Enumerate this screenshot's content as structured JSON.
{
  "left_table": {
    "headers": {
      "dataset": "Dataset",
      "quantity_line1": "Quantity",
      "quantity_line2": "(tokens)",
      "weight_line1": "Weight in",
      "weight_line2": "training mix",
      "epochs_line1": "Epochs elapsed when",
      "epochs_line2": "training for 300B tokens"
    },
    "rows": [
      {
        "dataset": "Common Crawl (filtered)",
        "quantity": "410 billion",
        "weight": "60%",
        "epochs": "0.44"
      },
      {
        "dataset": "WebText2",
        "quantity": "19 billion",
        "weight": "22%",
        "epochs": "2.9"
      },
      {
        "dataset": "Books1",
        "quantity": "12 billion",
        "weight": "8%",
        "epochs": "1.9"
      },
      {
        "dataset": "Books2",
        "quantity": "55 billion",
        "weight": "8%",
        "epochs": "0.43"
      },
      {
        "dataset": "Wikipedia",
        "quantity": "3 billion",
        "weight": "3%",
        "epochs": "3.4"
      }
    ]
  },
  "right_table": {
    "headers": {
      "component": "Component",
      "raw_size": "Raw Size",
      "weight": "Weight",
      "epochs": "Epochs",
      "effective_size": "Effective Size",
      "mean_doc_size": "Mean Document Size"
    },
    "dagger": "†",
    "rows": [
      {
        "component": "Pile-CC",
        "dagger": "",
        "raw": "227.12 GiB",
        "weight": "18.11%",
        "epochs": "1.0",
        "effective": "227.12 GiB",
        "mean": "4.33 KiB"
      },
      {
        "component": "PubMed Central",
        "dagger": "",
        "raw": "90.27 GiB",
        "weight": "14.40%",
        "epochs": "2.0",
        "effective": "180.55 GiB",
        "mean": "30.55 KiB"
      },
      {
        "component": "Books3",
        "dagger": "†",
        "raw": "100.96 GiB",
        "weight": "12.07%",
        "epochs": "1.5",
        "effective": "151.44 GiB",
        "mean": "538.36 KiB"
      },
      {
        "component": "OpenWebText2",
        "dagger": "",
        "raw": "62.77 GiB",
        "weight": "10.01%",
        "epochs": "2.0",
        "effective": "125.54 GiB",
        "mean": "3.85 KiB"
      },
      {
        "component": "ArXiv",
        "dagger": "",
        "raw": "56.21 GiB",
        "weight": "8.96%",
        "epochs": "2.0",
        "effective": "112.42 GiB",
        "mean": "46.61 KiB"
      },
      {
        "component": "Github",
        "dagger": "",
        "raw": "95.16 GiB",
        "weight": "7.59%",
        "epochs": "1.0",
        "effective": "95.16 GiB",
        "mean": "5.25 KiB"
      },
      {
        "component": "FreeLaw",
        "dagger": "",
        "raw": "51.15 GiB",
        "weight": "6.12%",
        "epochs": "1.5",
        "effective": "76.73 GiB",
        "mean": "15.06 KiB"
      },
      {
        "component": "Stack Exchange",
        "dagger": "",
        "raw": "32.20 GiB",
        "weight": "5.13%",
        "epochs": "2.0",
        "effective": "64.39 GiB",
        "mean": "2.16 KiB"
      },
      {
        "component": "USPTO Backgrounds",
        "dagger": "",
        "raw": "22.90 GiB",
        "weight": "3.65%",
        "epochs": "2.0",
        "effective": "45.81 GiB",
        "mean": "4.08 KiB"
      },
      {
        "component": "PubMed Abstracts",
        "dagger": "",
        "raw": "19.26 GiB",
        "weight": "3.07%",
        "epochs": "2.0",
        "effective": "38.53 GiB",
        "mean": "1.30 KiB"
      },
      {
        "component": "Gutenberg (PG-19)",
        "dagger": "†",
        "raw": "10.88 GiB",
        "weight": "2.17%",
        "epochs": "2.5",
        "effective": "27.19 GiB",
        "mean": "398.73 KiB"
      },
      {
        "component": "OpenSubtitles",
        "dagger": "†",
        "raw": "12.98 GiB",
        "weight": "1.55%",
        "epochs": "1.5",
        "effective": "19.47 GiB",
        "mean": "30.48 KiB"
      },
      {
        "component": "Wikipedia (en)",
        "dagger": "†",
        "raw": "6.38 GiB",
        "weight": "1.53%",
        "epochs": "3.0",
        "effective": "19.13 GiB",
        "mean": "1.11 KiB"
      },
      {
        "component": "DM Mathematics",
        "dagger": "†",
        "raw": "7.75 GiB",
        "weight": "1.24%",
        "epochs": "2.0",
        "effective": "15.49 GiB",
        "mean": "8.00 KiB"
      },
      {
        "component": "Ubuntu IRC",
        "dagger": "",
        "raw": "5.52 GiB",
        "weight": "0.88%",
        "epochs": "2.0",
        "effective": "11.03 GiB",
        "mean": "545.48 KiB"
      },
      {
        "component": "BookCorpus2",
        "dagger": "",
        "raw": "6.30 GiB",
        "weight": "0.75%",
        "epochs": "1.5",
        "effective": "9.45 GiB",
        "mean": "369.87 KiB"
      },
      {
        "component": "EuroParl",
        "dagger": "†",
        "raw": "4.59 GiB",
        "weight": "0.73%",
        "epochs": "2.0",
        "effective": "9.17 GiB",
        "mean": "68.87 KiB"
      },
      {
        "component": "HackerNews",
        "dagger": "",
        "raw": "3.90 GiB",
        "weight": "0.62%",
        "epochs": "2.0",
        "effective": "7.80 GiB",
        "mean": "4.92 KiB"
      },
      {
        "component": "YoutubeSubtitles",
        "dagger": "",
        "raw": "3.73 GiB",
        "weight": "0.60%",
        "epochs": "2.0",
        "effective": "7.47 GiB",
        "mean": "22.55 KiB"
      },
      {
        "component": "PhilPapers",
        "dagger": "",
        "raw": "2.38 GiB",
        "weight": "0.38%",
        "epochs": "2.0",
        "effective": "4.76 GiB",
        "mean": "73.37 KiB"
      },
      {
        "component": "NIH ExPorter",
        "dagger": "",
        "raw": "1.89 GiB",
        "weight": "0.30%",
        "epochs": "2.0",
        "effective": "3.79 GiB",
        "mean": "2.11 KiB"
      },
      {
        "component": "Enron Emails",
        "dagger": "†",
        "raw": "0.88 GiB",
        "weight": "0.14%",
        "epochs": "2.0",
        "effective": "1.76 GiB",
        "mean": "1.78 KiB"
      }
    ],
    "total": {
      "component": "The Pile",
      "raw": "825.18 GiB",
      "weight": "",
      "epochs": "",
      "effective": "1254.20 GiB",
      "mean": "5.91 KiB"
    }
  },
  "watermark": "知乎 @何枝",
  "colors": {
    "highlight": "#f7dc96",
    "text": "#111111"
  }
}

•••

## WHAT YOU NEED TO DO:
Type out the full listing again, exactly as given.

## SOLUTION TO THE PROBLEM:
Enumerate this screenshot's content as structured JSON.
{
  "left_table": {
    "headers": {
      "dataset": "Dataset",
      "quantity_line1": "Quantity",
      "quantity_line2": "(tokens)",
      "weight_line1": "Weight in",
      "weight_line2": "training mix",
      "epochs_line1": "Epochs elapsed when",
      "epochs_line2": "training for 300B tokens"
    },
    "rows": [
      {
        "dataset": "Common Crawl (filtered)",
        "quantity": "410 billion",
        "weight": "60%",
        "epochs": "0.44"
      },
      {
        "dataset": "WebText2",
        "quantity": "19 billion",
        "weight": "22%",
        "epochs": "2.9"
      },
      {
        "dataset": "Books1",
        "quantity": "12 billion",
        "weight": "8%",
        "epochs": "1.9"
      },
      {
        "dataset": "Books2",
        "quantity": "55 billion",
        "weight": "8%",
        "epochs": "0.43"
      },
      {
        "dataset": "Wikipedia",
        "quantity": "3 billion",
        "weight": "3%",
        "epochs": "3.4"
      }
    ]
  },
  "right_table": {
    "headers": {
      "component": "Component",
      "raw_size": "Raw Size",
      "weight": "Weight",
      "epochs": "Epochs",
      "effective_size": "Effective Size",
      "mean_doc_size": "Mean Document Size"
    },
    "dagger": "†",
    "rows": [
      {
        "component": "Pile-CC",
        "dagger": "",
        "raw": "227.12 GiB",
        "weight": "18.11%",
        "epochs": "1.0",
        "effective": "227.12 GiB",
        "mean": "4.33 KiB"
      },
      {
        "component": "PubMed Central",
        "dagger": "",
        "raw": "90.27 GiB",
        "weight": "14.40%",
        "epochs": "2.0",
        "effective": "180.55 GiB",
        "mean": "30.55 KiB"
      },
      {
        "component": "Books3",
        "dagger": "†",
        "raw": "100.96 GiB",
        "weight": "12.07%",
        "epochs": "1.5",
        "effective": "151.44 GiB",
        "mean": "538.36 KiB"
      },
      {
        "component": "OpenWebText2",
        "dagger": "",
        "raw": "62.77 GiB",
        "weight": "10.01%",
        "epochs": "2.0",
        "effective": "125.54 GiB",
        "mean": "3.85 KiB"
      },
      {
        "component": "ArXiv",
        "dagger": "",
        "raw": "56.21 GiB",
        "weight": "8.96%",
        "epochs": "2.0",
        "effective": "112.42 GiB",
        "mean": "46.61 KiB"
      },
      {
        "component": "Github",
        "dagger": "",
        "raw": "95.16 GiB",
        "weight": "7.59%",
        "epochs": "1.0",
        "effective": "95.16 GiB",
        "mean": "5.25 KiB"
      },
      {
        "component": "FreeLaw",
        "dagger": "",
        "raw": "51.15 GiB",
        "weight": "6.12%",
        "epochs": "1.5",
        "effective": "76.73 GiB",
        "mean": "15.06 KiB"
      },
      {
        "component": "Stack Exchange",
        "dagger": "",
        "raw": "32.20 GiB",
        "weight": "5.13%",
        "epochs": "2.0",
        "effective": "64.39 GiB",
        "mean": "2.16 KiB"
      },
      {
        "component": "USPTO Backgrounds",
        "dagger": "",
        "raw": "22.90 GiB",
        "weight": "3.65%",
        "epochs": "2.0",
        "effective": "45.81 GiB",
        "mean": "4.08 KiB"
      },
      {
        "component": "PubMed Abstracts",
        "dagger": "",
        "raw": "19.26 GiB",
        "weight": "3.07%",
        "epochs": "2.0",
        "effective": "38.53 GiB",
        "mean": "1.30 KiB"
      },
      {
        "component": "Gutenberg (PG-19)",
        "dagger": "†",
        "raw": "10.88 GiB",
        "weight": "2.17%",
        "epochs": "2.5",
        "effective": "27.19 GiB",
        "mean": "398.73 KiB"
      },
      {
        "component": "OpenSubtitles",
        "dagger": "†",
        "raw": "12.98 GiB",
        "weight": "1.55%",
        "epochs": "1.5",
        "effective": "19.47 GiB",
        "mean": "30.48 KiB"
      },
      {
        "component": "Wikipedia (en)",
        "dagger": "†",
        "raw": "6.38 GiB",
        "weight": "1.53%",
        "epochs": "3.0",
        "effective": "19.13 GiB",
        "mean": "1.11 KiB"
      },
      {
        "component": "DM Mathematics",
        "dagger": "†",
        "raw": "7.75 GiB",
        "weight": "1.24%",
        "epochs": "2.0",
        "effective": "15.49 GiB",
        "mean": "8.00 KiB"
      },
      {
        "component": "Ubuntu IRC",
        "dagger": "",
        "raw": "5.52 GiB",
        "weight": "0.88%",
        "epochs": "2.0",
        "effective": "11.03 GiB",
        "mean": "545.48 KiB"
      },
      {
        "component": "BookCorpus2",
        "dagger": "",
        "raw": "6.30 GiB",
        "weight": "0.75%",
        "epochs": "1.5",
        "effective": "9.45 GiB",
        "mean": "369.87 KiB"
      },
      {
        "component": "EuroParl",
        "dagger": "†",
        "raw": "4.59 GiB",
        "weight": "0.73%",
        "epochs": "2.0",
        "effective": "9.17 GiB",
        "mean": "68.87 KiB"
      },
      {
        "component": "HackerNews",
        "dagger": "",
        "raw": "3.90 GiB",
        "weight": "0.62%",
        "epochs": "2.0",
        "effective": "7.80 GiB",
        "mean": "4.92 KiB"
      },
      {
        "component": "YoutubeSubtitles",
        "dagger": "",
        "raw": "3.73 GiB",
        "weight": "0.60%",
        "epochs": "2.0",
        "effective": "7.47 GiB",
        "mean": "22.55 KiB"
      },
      {
        "component": "PhilPapers",
        "dagger": "",
        "raw": "2.38 GiB",
        "weight": "0.38%",
        "epochs": "2.0",
        "effective": "4.76 GiB",
        "mean": "73.37 KiB"
      },
      {
        "component": "NIH ExPorter",
        "dagger": "",
        "raw": "1.89 GiB",
        "weight": "0.30%",
        "epochs": "2.0",
        "effective": "3.79 GiB",
        "mean": "2.11 KiB"
      },
      {
        "component": "Enron Emails",
        "dagger": "†",
        "raw": "0.88 GiB",
        "weight": "0.14%",
        "epochs": "2.0",
        "effective": "1.76 GiB",
        "mean": "1.78 KiB"
      }
    ],
    "total": {
      "component": "The Pile",
      "raw": "825.18 GiB",
      "weight": "",
      "epochs": "",
      "effective": "1254.20 GiB",
      "mean": "5.91 KiB"
    }
  },
  "watermark": "知乎 @何枝",
  "colors": {
    "highlight": "#f7dc96",
    "text": "#111111"
  }
}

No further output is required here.